Set exercise → Select every line containing the word "Mers" from the material, and copy those lines.

Materials provided →

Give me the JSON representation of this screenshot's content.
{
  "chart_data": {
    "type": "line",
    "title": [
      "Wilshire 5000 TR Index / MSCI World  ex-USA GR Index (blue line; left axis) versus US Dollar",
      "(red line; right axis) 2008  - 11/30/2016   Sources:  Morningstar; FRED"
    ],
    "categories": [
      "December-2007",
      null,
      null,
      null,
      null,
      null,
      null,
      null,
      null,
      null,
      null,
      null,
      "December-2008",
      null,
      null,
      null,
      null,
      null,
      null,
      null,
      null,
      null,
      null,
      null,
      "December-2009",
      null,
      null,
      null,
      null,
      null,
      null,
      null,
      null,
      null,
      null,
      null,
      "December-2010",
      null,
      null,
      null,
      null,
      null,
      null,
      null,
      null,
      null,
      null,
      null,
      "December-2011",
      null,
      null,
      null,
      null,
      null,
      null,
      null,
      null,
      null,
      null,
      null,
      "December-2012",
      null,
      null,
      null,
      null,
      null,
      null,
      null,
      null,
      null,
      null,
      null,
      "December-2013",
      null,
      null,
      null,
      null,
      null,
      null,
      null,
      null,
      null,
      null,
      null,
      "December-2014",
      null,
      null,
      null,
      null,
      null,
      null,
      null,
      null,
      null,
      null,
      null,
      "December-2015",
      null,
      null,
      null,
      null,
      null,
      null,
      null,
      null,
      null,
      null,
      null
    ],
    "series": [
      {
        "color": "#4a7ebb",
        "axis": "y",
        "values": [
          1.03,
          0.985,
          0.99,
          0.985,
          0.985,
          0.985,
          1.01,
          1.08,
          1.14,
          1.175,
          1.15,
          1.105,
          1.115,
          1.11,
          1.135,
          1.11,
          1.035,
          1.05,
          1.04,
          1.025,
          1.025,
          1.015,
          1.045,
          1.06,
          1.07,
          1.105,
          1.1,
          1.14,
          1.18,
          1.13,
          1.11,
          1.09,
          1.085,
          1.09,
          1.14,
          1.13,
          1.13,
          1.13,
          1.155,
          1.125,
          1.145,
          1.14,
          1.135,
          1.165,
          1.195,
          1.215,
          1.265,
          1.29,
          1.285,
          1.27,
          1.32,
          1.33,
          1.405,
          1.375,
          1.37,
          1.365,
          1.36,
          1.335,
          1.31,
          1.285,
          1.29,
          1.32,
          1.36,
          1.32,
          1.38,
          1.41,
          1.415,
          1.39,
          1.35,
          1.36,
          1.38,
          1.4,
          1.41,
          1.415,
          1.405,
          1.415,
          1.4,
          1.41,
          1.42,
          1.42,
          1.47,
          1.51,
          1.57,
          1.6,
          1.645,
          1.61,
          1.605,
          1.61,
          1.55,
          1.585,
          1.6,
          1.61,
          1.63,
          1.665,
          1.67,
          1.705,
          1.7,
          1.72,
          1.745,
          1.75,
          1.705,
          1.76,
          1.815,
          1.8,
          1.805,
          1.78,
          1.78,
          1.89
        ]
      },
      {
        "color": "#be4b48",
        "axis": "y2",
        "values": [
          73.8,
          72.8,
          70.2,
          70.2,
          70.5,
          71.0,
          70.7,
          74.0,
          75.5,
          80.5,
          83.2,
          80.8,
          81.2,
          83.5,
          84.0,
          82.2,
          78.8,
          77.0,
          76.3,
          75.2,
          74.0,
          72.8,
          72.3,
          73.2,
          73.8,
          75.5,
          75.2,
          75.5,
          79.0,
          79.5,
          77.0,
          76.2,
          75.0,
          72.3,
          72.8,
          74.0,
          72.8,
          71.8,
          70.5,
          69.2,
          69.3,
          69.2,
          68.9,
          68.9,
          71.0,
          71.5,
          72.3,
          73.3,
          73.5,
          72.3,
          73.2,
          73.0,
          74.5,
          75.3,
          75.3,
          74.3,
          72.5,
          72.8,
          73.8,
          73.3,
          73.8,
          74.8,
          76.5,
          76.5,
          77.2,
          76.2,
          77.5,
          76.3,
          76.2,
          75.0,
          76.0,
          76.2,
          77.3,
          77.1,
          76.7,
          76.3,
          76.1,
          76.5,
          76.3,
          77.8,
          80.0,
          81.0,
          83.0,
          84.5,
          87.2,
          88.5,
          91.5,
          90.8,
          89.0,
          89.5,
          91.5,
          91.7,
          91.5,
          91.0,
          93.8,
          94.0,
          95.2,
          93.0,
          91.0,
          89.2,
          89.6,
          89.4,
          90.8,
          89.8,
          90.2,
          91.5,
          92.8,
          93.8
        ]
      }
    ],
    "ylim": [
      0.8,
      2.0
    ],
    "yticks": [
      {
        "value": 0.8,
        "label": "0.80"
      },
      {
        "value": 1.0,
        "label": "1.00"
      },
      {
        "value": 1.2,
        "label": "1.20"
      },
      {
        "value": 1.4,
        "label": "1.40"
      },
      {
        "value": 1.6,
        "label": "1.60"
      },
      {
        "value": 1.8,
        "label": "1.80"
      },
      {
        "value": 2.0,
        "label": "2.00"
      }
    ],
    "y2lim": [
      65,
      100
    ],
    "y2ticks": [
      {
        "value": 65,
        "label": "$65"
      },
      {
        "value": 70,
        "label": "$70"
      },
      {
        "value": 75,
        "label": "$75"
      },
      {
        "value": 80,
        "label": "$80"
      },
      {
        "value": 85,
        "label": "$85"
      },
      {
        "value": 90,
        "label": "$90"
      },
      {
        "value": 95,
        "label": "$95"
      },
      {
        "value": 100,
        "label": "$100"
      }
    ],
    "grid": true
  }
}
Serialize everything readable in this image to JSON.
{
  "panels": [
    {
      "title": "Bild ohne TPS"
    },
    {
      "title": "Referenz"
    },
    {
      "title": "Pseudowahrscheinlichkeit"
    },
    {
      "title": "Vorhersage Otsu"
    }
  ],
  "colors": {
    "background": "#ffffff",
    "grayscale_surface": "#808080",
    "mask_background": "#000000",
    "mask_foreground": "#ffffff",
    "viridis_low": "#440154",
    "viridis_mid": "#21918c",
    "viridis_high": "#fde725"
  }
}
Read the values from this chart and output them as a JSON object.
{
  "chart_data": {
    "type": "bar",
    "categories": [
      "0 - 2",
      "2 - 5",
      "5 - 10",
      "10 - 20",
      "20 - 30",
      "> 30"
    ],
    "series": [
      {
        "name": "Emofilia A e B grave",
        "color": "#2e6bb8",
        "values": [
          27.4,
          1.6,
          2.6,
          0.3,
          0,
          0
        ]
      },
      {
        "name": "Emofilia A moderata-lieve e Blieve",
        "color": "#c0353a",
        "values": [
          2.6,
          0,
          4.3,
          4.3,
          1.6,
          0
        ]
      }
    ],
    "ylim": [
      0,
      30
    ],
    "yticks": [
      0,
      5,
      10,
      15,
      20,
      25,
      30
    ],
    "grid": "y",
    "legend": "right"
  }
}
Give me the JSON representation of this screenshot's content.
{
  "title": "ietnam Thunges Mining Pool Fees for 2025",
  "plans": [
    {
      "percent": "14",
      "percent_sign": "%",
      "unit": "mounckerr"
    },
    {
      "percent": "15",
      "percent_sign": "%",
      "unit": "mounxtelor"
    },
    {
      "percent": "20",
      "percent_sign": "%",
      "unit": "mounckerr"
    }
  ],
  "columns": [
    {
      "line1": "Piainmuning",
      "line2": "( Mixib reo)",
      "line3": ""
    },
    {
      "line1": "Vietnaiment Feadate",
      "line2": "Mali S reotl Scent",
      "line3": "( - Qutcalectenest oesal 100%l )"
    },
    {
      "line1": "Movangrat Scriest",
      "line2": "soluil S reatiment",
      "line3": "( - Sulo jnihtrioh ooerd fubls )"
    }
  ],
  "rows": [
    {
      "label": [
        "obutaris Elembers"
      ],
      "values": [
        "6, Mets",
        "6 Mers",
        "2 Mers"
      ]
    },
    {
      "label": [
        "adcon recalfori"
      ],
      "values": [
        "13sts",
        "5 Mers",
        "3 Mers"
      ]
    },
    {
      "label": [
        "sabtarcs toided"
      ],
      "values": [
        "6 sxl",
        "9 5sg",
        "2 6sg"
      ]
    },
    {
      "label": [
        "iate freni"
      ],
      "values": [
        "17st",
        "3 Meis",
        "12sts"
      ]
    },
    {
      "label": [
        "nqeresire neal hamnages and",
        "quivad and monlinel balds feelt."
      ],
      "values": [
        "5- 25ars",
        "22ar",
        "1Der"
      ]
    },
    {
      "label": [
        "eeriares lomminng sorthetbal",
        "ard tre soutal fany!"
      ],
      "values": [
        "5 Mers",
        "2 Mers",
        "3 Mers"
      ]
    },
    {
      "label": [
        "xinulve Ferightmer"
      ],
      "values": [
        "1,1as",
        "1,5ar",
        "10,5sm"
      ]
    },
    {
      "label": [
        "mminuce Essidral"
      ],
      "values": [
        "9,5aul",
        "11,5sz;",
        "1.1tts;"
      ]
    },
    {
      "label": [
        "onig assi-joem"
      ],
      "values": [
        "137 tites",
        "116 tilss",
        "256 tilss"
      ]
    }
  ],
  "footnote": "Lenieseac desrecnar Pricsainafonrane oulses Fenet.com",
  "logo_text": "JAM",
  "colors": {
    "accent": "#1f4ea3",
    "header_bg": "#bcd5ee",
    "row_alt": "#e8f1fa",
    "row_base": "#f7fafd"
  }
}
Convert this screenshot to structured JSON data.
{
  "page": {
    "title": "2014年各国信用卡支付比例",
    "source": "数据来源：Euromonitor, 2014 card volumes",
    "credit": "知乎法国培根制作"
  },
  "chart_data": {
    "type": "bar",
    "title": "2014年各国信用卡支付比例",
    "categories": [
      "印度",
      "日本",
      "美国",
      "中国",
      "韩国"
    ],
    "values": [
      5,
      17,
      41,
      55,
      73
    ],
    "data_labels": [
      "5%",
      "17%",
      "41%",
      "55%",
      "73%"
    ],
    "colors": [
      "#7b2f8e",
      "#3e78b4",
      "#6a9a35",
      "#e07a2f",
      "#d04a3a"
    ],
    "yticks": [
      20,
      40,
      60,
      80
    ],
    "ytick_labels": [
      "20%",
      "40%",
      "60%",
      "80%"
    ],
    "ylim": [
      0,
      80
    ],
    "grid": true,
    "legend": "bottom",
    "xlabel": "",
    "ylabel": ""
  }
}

The solution →
        "6 Mers",
        "2 Mers"
        "5 Mers",
        "3 Mers"
        "5 Mers",
        "2 Mers",
        "3 Mers"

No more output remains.